**Data rows**

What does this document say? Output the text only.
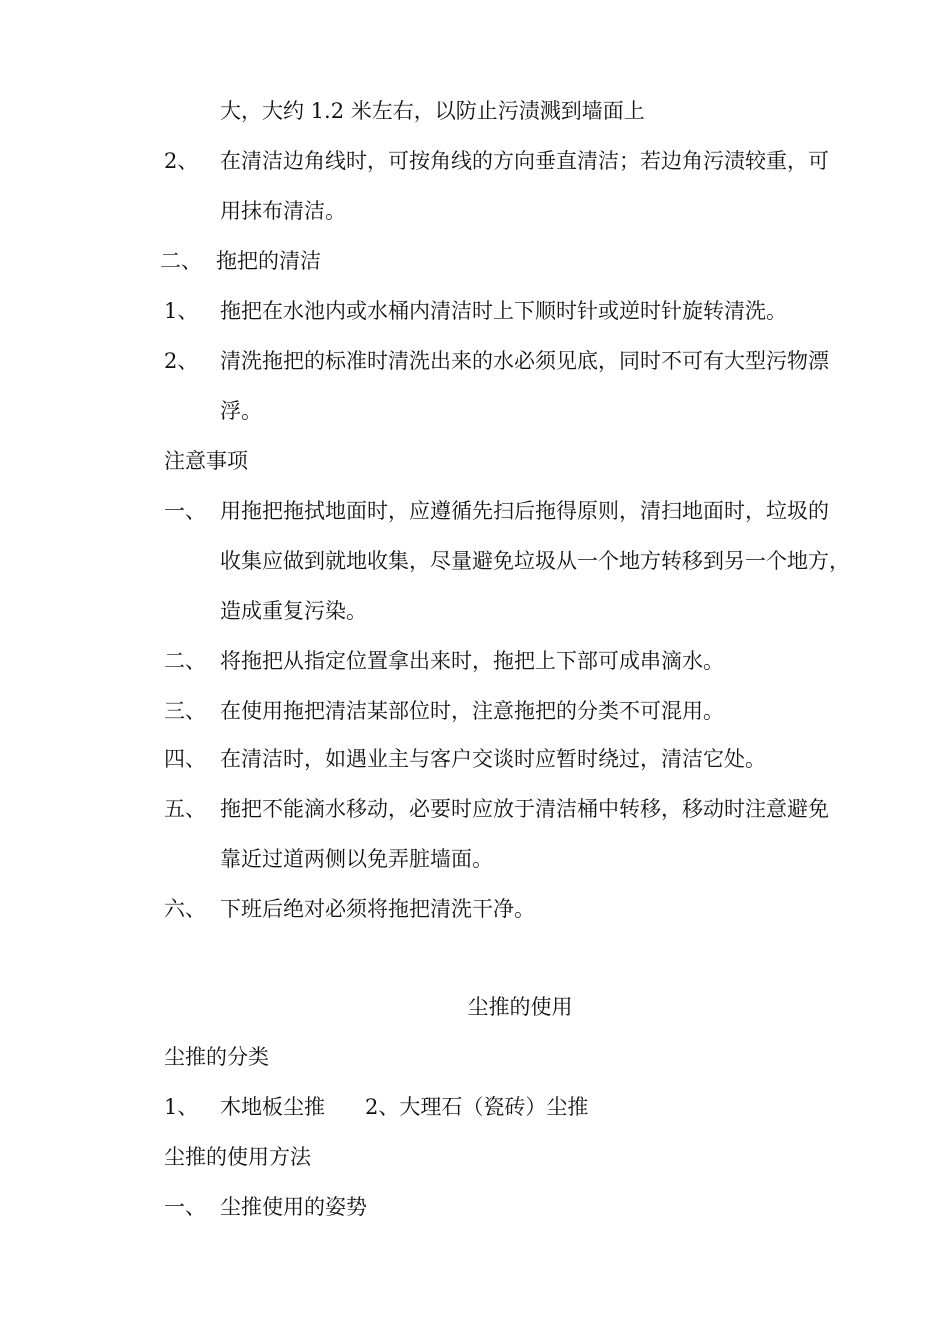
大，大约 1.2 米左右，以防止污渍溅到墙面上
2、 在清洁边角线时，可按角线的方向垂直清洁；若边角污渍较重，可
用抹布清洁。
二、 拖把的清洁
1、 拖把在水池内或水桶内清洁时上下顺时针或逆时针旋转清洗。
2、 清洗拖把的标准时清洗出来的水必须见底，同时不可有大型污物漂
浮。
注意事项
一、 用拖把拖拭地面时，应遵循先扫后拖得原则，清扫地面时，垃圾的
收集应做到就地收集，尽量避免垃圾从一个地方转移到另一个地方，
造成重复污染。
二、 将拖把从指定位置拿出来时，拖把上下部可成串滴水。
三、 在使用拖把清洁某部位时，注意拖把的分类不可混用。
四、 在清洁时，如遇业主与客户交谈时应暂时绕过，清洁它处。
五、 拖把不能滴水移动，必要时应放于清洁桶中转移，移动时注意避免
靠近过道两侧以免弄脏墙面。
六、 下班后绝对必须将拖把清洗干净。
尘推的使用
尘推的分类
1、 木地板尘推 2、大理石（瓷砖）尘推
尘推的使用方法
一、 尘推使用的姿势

* * *

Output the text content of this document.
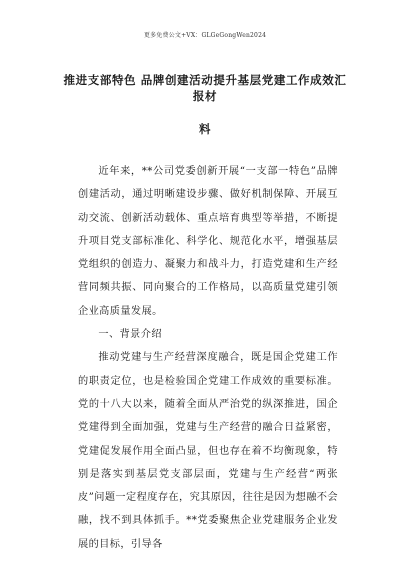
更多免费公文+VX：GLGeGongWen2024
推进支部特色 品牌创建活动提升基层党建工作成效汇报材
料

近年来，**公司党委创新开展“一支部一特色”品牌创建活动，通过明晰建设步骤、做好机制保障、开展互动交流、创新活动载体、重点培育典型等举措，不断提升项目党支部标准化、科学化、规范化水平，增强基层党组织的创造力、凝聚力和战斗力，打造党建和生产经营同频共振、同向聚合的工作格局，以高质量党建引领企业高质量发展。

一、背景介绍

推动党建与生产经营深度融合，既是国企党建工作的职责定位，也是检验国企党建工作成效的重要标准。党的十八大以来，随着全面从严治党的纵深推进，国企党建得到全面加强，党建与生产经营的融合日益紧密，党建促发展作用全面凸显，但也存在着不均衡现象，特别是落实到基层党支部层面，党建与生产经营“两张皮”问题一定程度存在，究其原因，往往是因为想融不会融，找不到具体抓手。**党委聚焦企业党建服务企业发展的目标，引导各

**Problem to work on**
Find the lines that include the string "this", then copy each of them.

**Answer to the exercise**
What does this document say? Output the text only.
Output the text content of this document.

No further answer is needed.